▸ Exercise aim:
Count how many lines in this material contain "Thành". The answer is that number alone.

▸ Stored data:

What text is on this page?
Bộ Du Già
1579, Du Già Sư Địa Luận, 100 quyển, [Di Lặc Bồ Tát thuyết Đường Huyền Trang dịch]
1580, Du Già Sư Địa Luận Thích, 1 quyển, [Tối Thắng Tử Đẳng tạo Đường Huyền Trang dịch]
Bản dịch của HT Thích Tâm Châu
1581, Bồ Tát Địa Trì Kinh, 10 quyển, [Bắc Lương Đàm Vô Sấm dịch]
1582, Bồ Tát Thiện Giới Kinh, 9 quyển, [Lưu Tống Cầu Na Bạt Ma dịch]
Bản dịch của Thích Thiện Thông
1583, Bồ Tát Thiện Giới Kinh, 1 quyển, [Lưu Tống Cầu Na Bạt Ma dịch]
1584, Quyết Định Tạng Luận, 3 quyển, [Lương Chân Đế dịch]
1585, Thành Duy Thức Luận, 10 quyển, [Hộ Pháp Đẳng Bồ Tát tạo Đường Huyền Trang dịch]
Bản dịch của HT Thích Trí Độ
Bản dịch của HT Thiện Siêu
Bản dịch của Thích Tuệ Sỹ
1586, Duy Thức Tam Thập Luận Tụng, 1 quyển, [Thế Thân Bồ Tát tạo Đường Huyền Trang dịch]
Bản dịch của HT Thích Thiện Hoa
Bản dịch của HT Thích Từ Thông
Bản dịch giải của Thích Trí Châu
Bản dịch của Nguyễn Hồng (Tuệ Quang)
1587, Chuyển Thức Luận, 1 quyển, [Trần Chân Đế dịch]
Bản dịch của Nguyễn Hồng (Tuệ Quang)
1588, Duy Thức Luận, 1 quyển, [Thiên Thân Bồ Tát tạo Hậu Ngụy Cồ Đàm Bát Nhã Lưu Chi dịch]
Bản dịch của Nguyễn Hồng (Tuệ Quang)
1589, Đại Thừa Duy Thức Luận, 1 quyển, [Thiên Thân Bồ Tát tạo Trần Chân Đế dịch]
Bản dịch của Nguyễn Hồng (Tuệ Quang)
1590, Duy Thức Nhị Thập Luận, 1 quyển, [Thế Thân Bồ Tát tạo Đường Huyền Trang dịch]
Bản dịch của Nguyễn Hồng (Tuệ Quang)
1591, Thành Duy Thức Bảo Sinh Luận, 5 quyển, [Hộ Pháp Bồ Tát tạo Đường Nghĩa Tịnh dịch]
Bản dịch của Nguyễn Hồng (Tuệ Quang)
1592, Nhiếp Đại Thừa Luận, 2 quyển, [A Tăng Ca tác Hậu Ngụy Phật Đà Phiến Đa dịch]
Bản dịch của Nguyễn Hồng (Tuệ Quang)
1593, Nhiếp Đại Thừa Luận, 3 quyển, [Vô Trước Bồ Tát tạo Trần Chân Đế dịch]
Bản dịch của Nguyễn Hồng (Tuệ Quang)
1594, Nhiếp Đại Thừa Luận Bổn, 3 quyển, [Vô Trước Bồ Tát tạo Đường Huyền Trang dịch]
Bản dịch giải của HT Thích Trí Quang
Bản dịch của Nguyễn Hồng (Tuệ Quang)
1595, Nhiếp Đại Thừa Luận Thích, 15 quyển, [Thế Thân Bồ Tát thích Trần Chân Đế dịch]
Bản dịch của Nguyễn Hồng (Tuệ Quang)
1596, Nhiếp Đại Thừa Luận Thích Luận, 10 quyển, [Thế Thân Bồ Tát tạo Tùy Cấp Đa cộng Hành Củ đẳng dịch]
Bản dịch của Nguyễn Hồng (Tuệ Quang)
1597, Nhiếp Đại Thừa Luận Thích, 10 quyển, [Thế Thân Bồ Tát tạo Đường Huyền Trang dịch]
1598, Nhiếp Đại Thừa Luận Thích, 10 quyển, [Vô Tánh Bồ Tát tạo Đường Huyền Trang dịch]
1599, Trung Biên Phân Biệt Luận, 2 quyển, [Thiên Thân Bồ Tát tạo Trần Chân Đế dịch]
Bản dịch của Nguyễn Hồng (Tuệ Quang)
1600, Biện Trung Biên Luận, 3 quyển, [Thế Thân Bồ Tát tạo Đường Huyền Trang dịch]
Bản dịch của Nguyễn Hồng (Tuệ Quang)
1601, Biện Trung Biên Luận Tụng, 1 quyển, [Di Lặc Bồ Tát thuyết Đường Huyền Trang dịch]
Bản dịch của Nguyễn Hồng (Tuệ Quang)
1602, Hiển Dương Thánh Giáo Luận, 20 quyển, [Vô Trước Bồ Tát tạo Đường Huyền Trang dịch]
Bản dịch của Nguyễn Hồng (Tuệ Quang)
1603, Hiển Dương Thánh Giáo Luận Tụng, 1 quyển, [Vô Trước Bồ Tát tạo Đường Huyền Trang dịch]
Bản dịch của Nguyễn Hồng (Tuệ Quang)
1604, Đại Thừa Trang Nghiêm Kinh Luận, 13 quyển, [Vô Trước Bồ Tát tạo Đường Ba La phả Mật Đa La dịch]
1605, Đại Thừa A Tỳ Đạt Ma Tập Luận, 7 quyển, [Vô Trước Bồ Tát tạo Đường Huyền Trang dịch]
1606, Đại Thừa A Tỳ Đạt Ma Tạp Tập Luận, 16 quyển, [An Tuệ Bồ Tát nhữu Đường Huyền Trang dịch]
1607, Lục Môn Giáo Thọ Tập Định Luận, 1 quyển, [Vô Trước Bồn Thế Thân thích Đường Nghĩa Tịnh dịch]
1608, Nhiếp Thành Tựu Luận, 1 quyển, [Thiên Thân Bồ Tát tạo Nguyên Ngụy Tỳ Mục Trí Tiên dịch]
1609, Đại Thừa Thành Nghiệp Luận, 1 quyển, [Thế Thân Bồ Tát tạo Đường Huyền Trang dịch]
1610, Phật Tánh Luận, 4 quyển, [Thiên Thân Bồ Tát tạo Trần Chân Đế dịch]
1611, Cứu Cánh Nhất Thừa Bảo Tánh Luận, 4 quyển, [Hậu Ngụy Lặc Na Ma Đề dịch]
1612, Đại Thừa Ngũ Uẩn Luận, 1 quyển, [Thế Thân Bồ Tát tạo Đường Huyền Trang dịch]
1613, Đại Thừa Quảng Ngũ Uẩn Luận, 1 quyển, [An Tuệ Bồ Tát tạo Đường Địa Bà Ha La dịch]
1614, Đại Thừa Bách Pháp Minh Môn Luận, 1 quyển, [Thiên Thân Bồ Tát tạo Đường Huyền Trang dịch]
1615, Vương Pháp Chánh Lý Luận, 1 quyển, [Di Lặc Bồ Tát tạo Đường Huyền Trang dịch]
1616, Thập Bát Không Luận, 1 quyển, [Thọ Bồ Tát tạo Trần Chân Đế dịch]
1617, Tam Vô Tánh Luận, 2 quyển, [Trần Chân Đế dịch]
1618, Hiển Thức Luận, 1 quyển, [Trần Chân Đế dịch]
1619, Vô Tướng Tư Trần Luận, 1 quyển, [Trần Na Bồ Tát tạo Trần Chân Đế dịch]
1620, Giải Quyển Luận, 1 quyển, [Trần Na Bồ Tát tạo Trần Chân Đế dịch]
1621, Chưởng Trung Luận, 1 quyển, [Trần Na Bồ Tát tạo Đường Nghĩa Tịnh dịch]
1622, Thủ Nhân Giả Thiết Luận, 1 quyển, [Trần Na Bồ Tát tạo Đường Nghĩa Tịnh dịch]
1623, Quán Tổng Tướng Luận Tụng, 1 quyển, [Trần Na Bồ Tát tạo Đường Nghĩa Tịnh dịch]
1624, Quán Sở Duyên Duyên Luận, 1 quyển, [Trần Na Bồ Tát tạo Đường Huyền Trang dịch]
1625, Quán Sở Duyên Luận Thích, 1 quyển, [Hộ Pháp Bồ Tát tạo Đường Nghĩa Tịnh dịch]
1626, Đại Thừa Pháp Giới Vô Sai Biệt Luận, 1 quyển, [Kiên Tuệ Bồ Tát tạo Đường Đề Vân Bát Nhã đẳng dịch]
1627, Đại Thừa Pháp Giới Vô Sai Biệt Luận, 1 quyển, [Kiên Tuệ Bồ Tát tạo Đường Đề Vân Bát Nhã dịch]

▸ Response below:
4